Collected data
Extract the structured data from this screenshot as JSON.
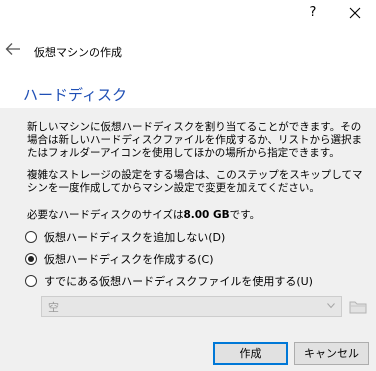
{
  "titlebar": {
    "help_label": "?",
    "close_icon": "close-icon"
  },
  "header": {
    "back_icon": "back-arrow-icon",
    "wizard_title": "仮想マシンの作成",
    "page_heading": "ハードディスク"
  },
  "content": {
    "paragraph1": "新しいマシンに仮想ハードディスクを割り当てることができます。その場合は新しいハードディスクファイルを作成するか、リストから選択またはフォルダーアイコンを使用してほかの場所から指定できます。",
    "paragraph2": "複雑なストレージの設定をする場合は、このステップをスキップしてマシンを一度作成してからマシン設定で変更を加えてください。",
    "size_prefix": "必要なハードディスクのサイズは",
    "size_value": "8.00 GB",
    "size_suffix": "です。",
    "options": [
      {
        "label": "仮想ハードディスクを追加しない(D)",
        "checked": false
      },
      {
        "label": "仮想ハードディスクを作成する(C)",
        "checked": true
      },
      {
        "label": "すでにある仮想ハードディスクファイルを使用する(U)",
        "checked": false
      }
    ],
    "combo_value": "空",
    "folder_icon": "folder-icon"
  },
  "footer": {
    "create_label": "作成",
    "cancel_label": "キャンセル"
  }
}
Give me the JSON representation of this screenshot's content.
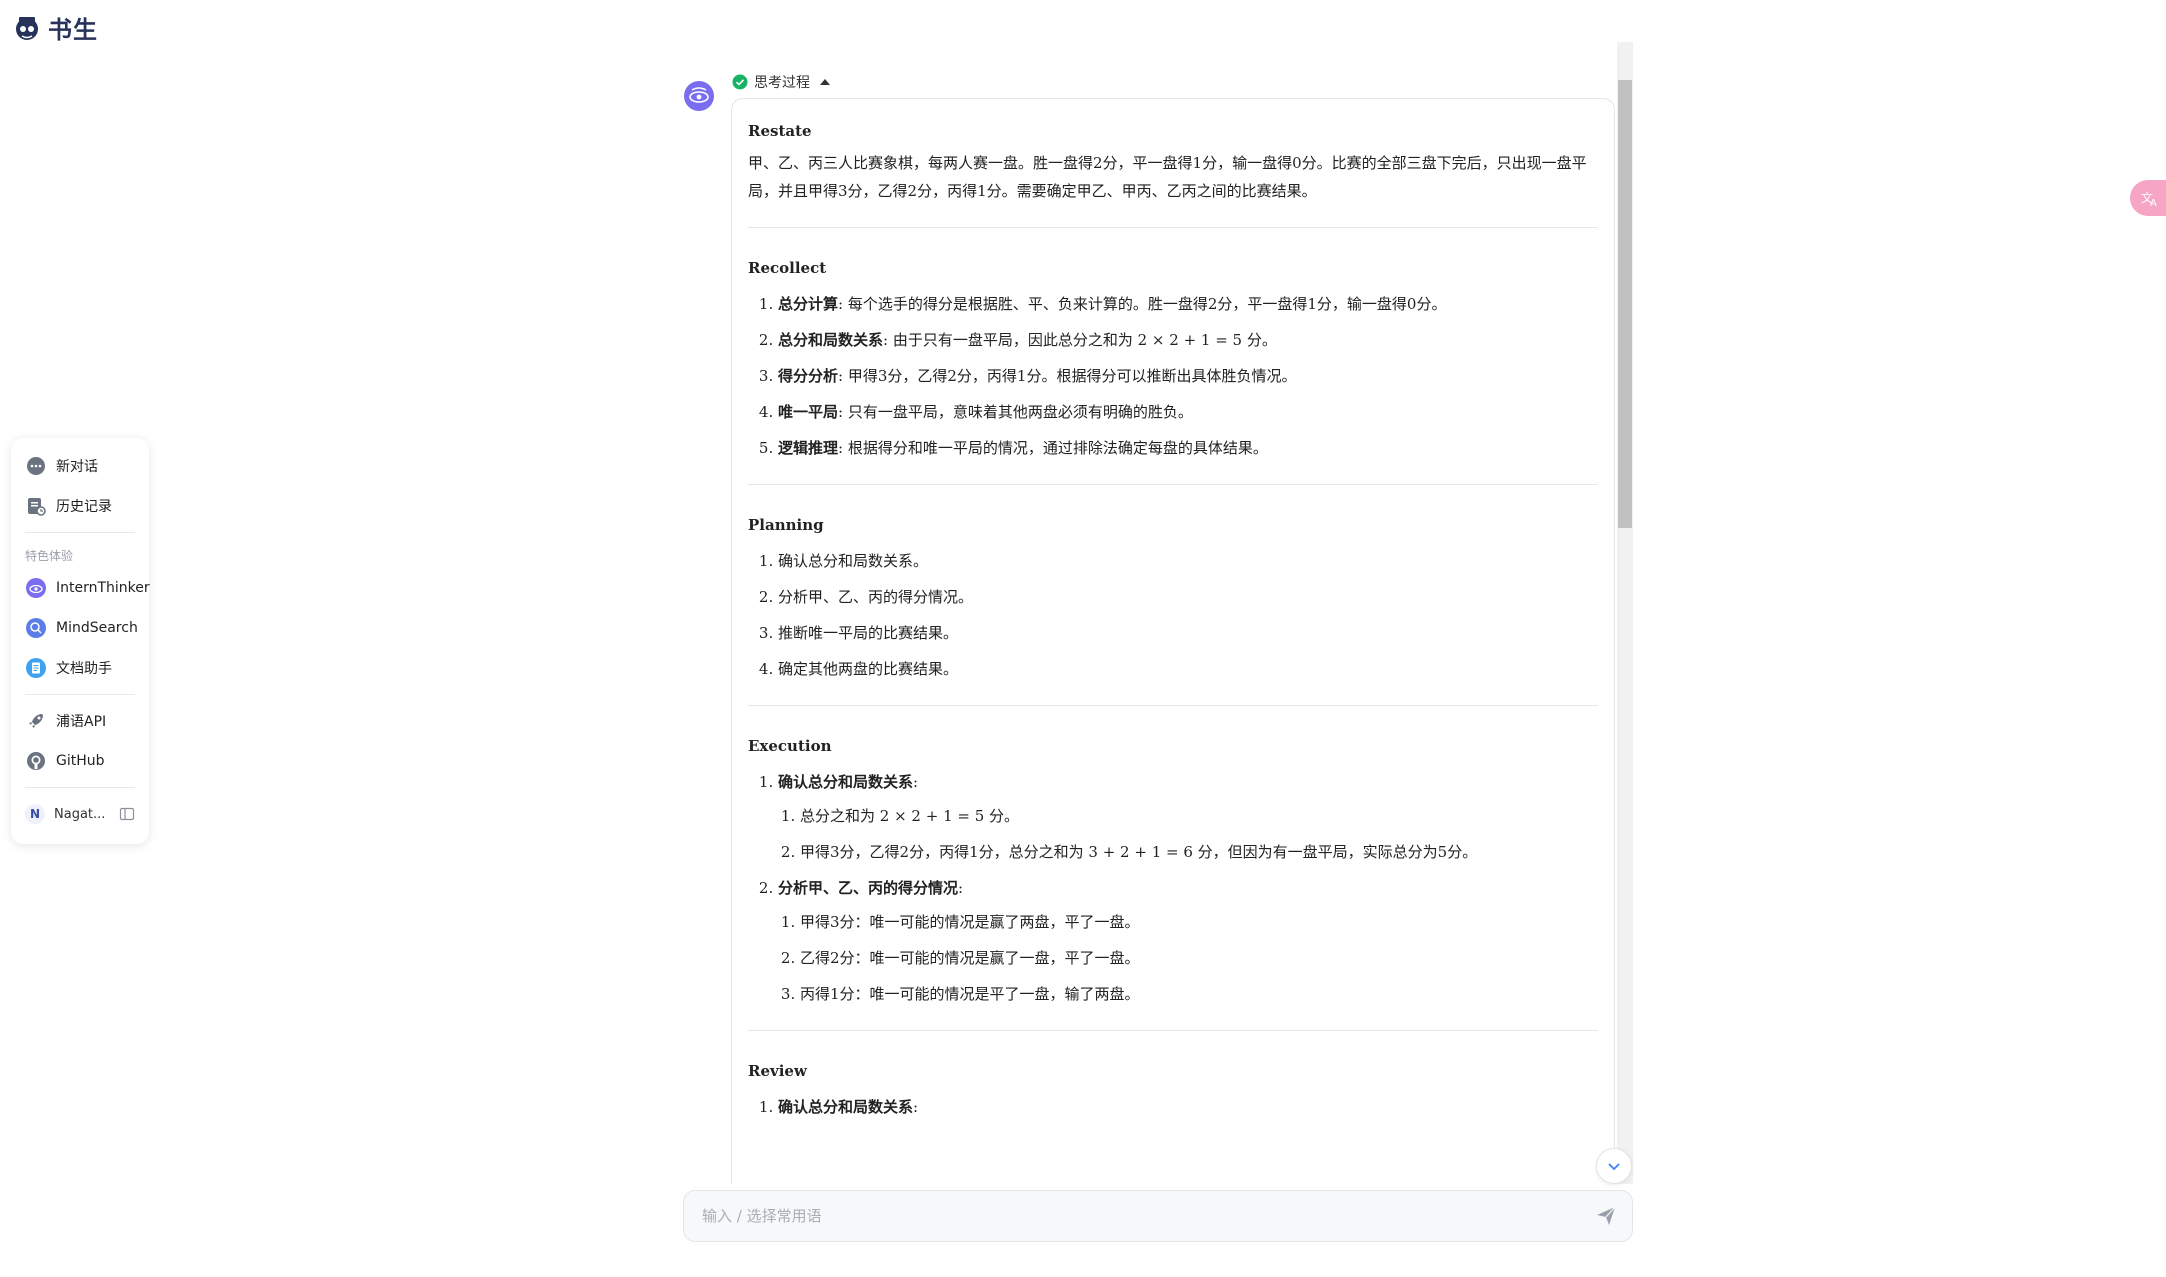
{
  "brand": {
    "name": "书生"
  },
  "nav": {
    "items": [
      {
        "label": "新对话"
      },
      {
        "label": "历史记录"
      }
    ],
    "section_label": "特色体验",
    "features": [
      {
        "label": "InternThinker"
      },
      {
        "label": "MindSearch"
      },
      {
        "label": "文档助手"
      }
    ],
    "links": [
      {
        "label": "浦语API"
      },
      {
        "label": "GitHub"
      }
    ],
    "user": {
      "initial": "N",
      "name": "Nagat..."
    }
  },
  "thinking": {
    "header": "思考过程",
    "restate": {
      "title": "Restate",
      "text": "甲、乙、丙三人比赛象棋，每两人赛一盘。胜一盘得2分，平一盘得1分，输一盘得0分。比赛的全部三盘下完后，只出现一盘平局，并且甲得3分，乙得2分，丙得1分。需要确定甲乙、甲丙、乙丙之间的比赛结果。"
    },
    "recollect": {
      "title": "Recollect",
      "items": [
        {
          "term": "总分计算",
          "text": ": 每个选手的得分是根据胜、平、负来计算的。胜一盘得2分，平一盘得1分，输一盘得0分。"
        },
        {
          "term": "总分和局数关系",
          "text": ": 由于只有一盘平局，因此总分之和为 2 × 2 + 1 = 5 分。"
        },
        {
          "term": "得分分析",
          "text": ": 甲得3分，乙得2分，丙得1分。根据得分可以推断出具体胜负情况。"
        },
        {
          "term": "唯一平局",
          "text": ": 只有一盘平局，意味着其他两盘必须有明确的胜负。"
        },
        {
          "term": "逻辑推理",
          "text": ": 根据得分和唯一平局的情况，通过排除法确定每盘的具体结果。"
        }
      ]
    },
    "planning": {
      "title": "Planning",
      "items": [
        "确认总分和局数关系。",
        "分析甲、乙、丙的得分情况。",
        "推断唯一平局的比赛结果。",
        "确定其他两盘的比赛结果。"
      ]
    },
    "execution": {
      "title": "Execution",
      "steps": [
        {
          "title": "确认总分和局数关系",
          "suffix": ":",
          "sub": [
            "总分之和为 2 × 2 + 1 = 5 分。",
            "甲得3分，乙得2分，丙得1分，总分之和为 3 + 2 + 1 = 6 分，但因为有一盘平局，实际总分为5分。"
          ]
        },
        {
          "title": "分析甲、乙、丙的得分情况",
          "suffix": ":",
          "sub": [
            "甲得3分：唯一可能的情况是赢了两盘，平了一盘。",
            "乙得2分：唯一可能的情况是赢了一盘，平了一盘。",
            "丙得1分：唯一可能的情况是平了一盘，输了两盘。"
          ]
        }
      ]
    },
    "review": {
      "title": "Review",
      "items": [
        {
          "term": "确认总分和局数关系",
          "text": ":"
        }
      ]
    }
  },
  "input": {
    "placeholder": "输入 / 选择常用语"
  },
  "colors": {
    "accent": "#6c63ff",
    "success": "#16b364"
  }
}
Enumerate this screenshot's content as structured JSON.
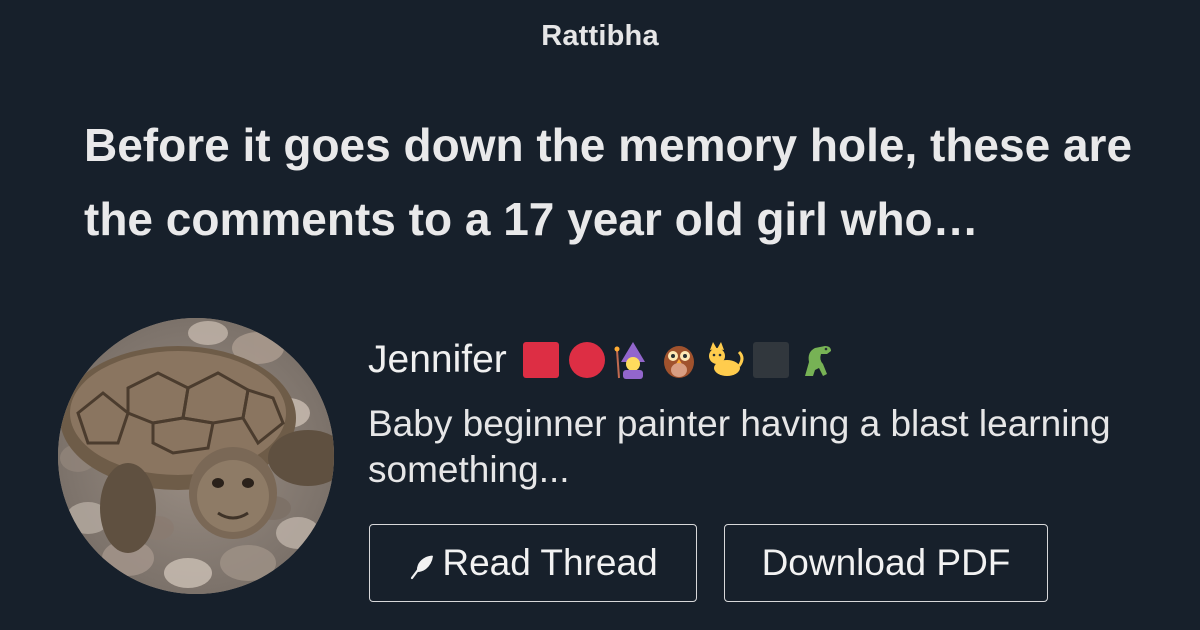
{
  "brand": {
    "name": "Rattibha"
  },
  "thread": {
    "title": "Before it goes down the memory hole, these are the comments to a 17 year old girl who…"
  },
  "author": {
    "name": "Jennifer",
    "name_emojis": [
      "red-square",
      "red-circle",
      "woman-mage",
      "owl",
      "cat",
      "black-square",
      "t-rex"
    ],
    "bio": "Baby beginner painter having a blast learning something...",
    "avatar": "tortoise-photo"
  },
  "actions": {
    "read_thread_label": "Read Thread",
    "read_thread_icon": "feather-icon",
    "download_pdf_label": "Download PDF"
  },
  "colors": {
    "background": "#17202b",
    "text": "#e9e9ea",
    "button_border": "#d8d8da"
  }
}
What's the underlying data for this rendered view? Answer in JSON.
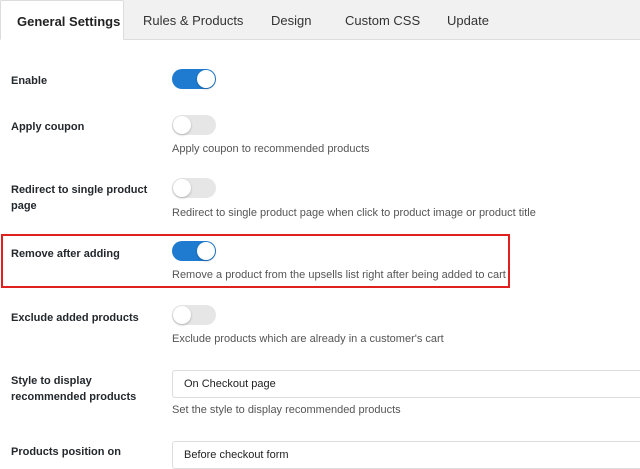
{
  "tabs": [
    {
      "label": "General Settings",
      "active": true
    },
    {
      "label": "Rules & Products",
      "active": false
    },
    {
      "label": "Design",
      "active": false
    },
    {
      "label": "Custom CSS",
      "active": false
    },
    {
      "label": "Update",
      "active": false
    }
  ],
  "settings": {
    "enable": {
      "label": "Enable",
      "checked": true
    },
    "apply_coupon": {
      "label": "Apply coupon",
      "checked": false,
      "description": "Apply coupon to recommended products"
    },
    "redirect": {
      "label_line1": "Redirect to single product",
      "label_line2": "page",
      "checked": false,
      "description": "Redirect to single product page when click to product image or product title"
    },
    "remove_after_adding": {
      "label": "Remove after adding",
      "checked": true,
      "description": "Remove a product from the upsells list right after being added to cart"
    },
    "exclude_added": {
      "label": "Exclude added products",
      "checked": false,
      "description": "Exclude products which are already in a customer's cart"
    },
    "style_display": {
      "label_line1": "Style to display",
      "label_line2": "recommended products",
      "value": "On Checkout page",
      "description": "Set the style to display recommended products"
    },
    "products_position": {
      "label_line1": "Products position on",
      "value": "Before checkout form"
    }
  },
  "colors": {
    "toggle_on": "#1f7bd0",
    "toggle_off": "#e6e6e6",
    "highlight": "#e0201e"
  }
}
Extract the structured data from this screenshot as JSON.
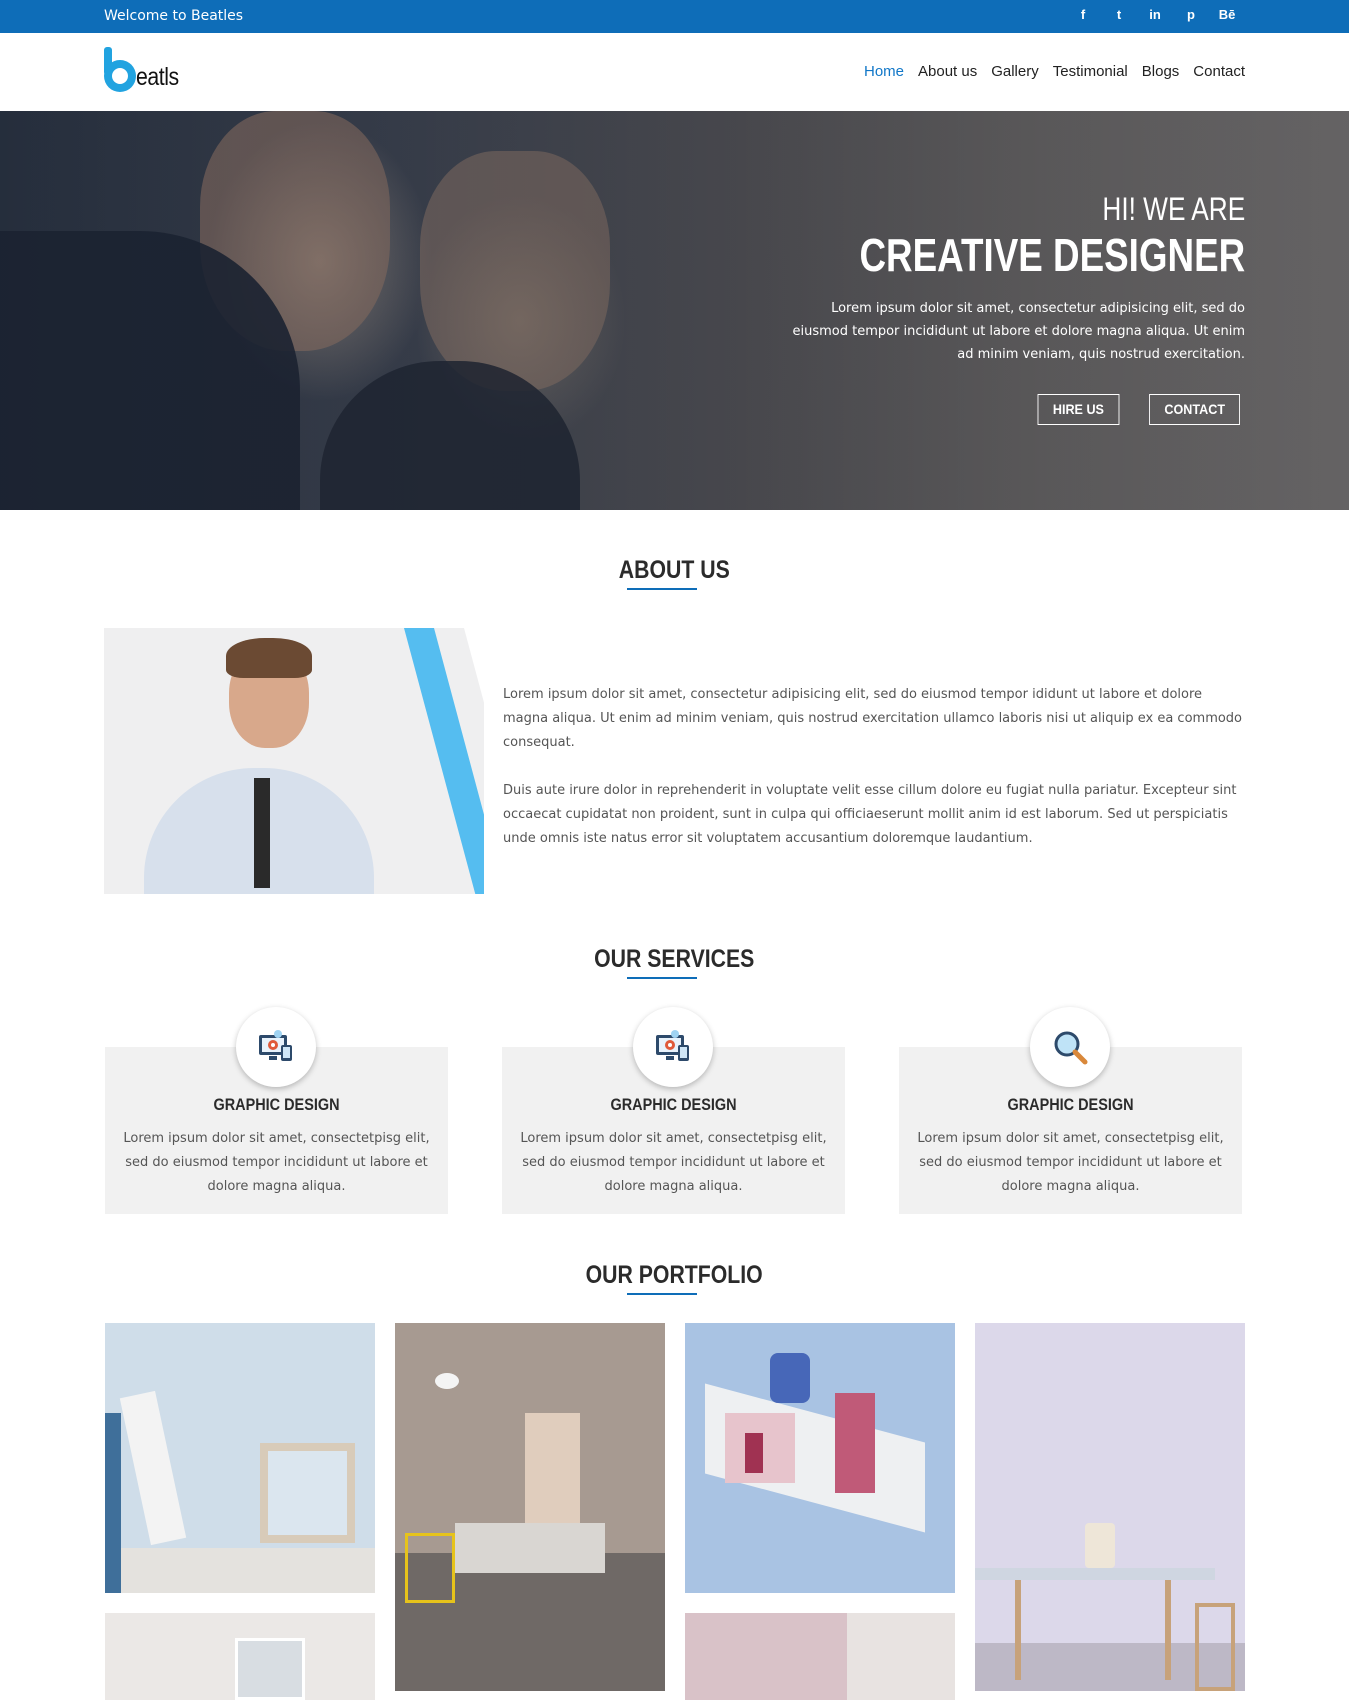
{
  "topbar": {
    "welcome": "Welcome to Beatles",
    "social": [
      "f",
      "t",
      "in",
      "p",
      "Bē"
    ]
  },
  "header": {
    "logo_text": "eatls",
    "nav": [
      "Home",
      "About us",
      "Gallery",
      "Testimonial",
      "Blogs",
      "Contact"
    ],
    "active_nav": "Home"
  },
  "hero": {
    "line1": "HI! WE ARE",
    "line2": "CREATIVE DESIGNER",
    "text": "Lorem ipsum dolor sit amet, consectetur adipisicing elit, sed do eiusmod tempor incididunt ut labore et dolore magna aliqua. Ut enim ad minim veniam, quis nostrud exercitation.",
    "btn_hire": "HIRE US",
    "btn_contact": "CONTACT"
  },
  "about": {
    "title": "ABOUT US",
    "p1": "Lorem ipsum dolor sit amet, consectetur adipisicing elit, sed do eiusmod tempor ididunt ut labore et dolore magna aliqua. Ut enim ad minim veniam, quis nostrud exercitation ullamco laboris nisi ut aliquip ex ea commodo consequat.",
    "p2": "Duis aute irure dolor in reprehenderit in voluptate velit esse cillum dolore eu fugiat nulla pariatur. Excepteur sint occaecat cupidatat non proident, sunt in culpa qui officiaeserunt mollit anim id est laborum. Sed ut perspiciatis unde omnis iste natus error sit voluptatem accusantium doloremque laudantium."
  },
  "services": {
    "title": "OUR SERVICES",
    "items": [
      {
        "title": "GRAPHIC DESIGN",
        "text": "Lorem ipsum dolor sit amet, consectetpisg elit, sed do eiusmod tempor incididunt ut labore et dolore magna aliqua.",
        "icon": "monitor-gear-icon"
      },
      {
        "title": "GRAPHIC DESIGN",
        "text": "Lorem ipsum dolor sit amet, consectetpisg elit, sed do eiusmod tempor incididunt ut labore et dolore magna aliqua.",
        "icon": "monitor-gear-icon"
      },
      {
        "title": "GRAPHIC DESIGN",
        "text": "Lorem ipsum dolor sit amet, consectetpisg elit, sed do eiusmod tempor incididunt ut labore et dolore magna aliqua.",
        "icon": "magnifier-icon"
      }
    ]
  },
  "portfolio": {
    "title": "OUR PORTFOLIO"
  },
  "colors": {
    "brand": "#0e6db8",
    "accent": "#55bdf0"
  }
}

_Instructions for the task_. Using the listing above, pick out each line that contains the word "quis", then copy it.

_Result of this exercise_.
    "text": "Lorem ipsum dolor sit amet, consectetur adipisicing elit, sed do eiusmod tempor incididunt ut labore et dolore magna aliqua. Ut enim ad minim veniam, quis nostrud exercitation.",
    "p1": "Lorem ipsum dolor sit amet, consectetur adipisicing elit, sed do eiusmod tempor ididunt ut labore et dolore magna aliqua. Ut enim ad minim veniam, quis nostrud exercitation ullamco laboris nisi ut aliquip ex ea commodo consequat.",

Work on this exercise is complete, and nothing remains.